#### REQUIREMENT
Transcribe the material below exactly as it appears.

## Start

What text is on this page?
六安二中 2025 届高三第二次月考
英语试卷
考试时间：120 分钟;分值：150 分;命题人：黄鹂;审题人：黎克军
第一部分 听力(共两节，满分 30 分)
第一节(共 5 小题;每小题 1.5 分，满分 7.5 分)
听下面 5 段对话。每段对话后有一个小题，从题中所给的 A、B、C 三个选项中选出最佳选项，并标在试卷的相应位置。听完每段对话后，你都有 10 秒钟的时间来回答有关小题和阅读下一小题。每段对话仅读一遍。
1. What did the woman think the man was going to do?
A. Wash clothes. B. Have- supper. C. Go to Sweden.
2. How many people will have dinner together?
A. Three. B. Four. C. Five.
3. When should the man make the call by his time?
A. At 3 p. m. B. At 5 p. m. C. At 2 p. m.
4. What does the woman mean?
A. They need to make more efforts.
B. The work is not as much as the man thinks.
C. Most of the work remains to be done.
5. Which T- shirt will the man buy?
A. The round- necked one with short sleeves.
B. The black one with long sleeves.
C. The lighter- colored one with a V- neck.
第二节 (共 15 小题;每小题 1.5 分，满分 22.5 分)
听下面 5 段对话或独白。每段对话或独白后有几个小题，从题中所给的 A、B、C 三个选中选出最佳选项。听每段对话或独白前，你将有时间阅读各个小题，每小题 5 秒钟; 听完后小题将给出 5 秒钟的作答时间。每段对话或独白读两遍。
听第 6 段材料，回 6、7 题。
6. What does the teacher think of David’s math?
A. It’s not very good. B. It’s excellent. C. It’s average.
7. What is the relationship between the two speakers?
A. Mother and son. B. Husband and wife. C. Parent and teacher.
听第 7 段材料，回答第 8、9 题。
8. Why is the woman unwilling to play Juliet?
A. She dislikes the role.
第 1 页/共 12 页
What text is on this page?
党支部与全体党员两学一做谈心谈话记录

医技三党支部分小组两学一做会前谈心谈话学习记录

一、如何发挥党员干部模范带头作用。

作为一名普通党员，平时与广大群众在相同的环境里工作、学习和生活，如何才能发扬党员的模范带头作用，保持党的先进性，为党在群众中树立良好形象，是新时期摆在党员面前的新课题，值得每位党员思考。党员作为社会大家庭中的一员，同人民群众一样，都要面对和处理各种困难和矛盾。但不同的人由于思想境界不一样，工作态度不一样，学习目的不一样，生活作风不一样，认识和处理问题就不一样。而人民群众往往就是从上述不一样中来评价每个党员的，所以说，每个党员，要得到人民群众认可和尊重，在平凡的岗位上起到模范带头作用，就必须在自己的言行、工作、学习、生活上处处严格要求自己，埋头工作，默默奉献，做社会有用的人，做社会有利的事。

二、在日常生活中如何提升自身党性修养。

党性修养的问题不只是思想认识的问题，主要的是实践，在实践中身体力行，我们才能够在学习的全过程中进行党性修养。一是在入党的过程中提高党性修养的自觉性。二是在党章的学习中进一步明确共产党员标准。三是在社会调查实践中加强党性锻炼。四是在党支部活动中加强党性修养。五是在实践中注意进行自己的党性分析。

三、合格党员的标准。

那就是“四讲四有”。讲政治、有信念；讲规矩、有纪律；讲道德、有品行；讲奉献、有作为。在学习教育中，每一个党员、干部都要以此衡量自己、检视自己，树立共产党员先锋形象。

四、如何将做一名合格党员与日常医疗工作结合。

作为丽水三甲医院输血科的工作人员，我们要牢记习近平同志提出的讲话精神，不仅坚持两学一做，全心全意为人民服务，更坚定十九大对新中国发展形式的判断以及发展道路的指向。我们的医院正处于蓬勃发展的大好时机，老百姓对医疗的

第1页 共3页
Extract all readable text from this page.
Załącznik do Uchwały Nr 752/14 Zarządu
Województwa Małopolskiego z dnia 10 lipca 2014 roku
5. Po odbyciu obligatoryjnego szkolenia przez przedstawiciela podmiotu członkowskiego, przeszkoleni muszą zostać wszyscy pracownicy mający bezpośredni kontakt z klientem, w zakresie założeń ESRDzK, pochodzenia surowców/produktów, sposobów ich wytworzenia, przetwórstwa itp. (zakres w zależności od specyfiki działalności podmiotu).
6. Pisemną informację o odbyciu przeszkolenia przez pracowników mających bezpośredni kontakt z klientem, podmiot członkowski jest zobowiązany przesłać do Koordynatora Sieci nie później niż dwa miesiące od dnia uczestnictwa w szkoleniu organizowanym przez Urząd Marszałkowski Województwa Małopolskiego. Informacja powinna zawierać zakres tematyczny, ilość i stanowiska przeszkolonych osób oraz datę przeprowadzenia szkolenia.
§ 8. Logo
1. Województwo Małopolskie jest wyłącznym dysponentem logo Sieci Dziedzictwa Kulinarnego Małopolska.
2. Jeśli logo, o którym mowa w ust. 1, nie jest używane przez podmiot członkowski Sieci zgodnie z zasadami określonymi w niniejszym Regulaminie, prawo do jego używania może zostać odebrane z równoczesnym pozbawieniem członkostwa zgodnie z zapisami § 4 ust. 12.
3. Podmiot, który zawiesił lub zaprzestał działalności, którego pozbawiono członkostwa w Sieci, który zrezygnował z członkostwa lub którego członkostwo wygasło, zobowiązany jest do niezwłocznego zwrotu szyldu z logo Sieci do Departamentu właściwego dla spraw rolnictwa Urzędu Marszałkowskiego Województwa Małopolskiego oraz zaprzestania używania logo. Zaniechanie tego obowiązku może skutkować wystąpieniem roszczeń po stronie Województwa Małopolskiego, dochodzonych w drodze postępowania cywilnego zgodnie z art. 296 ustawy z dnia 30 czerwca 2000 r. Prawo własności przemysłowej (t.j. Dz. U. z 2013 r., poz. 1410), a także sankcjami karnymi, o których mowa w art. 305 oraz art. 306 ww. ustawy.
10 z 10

## End

#### EXERCISE OUTPUT
What text is on this page?
六安二中 2025 届高三第二次月考
英语试卷
考试时间：120 分钟;分值：150 分;命题人：黄鹂;审题人：黎克军
第一部分 听力(共两节，满分 30 分)
第一节(共 5 小题;每小题 1.5 分，满分 7.5 分)
听下面 5 段对话。每段对话后有一个小题，从题中所给的 A、B、C 三个选项中选出最佳选项，并标在试卷的相应位置。听完每段对话后，你都有 10 秒钟的时间来回答有关小题和阅读下一小题。每段对话仅读一遍。
1. What did the woman think the man was going to do?
A. Wash clothes. B. Have- supper. C. Go to Sweden.
2. How many people will have dinner together?
A. Three. B. Four. C. Five.
3. When should the man make the call by his time?
A. At 3 p. m. B. At 5 p. m. C. At 2 p. m.
4. What does the woman mean?
A. They need to make more efforts.
B. The work is not as much as the man thinks.
C. Most of the work remains to be done.
5. Which T- shirt will the man buy?
A. The round- necked one with short sleeves.
B. The black one with long sleeves.
C. The lighter- colored one with a V- neck.
第二节 (共 15 小题;每小题 1.5 分，满分 22.5 分)
听下面 5 段对话或独白。每段对话或独白后有几个小题，从题中所给的 A、B、C 三个选中选出最佳选项。听每段对话或独白前，你将有时间阅读各个小题，每小题 5 秒钟; 听完后小题将给出 5 秒钟的作答时间。每段对话或独白读两遍。
听第 6 段材料，回 6、7 题。
6. What does the teacher think of David’s math?
A. It’s not very good. B. It’s excellent. C. It’s average.
7. What is the relationship between the two speakers?
A. Mother and son. B. Husband and wife. C. Parent and teacher.
听第 7 段材料，回答第 8、9 题。
8. Why is the woman unwilling to play Juliet?
A. She dislikes the role.
第 1 页/共 12 页
What text is on this page?
党支部与全体党员两学一做谈心谈话记录

医技三党支部分小组两学一做会前谈心谈话学习记录

一、如何发挥党员干部模范带头作用。

作为一名普通党员，平时与广大群众在相同的环境里工作、学习和生活，如何才能发扬党员的模范带头作用，保持党的先进性，为党在群众中树立良好形象，是新时期摆在党员面前的新课题，值得每位党员思考。党员作为社会大家庭中的一员，同人民群众一样，都要面对和处理各种困难和矛盾。但不同的人由于思想境界不一样，工作态度不一样，学习目的不一样，生活作风不一样，认识和处理问题就不一样。而人民群众往往就是从上述不一样中来评价每个党员的，所以说，每个党员，要得到人民群众认可和尊重，在平凡的岗位上起到模范带头作用，就必须在自己的言行、工作、学习、生活上处处严格要求自己，埋头工作，默默奉献，做社会有用的人，做社会有利的事。

二、在日常生活中如何提升自身党性修养。

党性修养的问题不只是思想认识的问题，主要的是实践，在实践中身体力行，我们才能够在学习的全过程中进行党性修养。一是在入党的过程中提高党性修养的自觉性。二是在党章的学习中进一步明确共产党员标准。三是在社会调查实践中加强党性锻炼。四是在党支部活动中加强党性修养。五是在实践中注意进行自己的党性分析。

三、合格党员的标准。

那就是“四讲四有”。讲政治、有信念；讲规矩、有纪律；讲道德、有品行；讲奉献、有作为。在学习教育中，每一个党员、干部都要以此衡量自己、检视自己，树立共产党员先锋形象。

四、如何将做一名合格党员与日常医疗工作结合。

作为丽水三甲医院输血科的工作人员，我们要牢记习近平同志提出的讲话精神，不仅坚持两学一做，全心全意为人民服务，更坚定十九大对新中国发展形式的判断以及发展道路的指向。我们的医院正处于蓬勃发展的大好时机，老百姓对医疗的

第1页 共3页
Extract all readable text from this page.
Załącznik do Uchwały Nr 752/14 Zarządu
Województwa Małopolskiego z dnia 10 lipca 2014 roku
5. Po odbyciu obligatoryjnego szkolenia przez przedstawiciela podmiotu członkowskiego, przeszkoleni muszą zostać wszyscy pracownicy mający bezpośredni kontakt z klientem, w zakresie założeń ESRDzK, pochodzenia surowców/produktów, sposobów ich wytworzenia, przetwórstwa itp. (zakres w zależności od specyfiki działalności podmiotu).
6. Pisemną informację o odbyciu przeszkolenia przez pracowników mających bezpośredni kontakt z klientem, podmiot członkowski jest zobowiązany przesłać do Koordynatora Sieci nie później niż dwa miesiące od dnia uczestnictwa w szkoleniu organizowanym przez Urząd Marszałkowski Województwa Małopolskiego. Informacja powinna zawierać zakres tematyczny, ilość i stanowiska przeszkolonych osób oraz datę przeprowadzenia szkolenia.
§ 8. Logo
1. Województwo Małopolskie jest wyłącznym dysponentem logo Sieci Dziedzictwa Kulinarnego Małopolska.
2. Jeśli logo, o którym mowa w ust. 1, nie jest używane przez podmiot członkowski Sieci zgodnie z zasadami określonymi w niniejszym Regulaminie, prawo do jego używania może zostać odebrane z równoczesnym pozbawieniem członkostwa zgodnie z zapisami § 4 ust. 12.
3. Podmiot, który zawiesił lub zaprzestał działalności, którego pozbawiono członkostwa w Sieci, który zrezygnował z członkostwa lub którego członkostwo wygasło, zobowiązany jest do niezwłocznego zwrotu szyldu z logo Sieci do Departamentu właściwego dla spraw rolnictwa Urzędu Marszałkowskiego Województwa Małopolskiego oraz zaprzestania używania logo. Zaniechanie tego obowiązku może skutkować wystąpieniem roszczeń po stronie Województwa Małopolskiego, dochodzonych w drodze postępowania cywilnego zgodnie z art. 296 ustawy z dnia 30 czerwca 2000 r. Prawo własności przemysłowej (t.j. Dz. U. z 2013 r., poz. 1410), a także sankcjami karnymi, o których mowa w art. 305 oraz art. 306 ww. ustawy.
10 z 10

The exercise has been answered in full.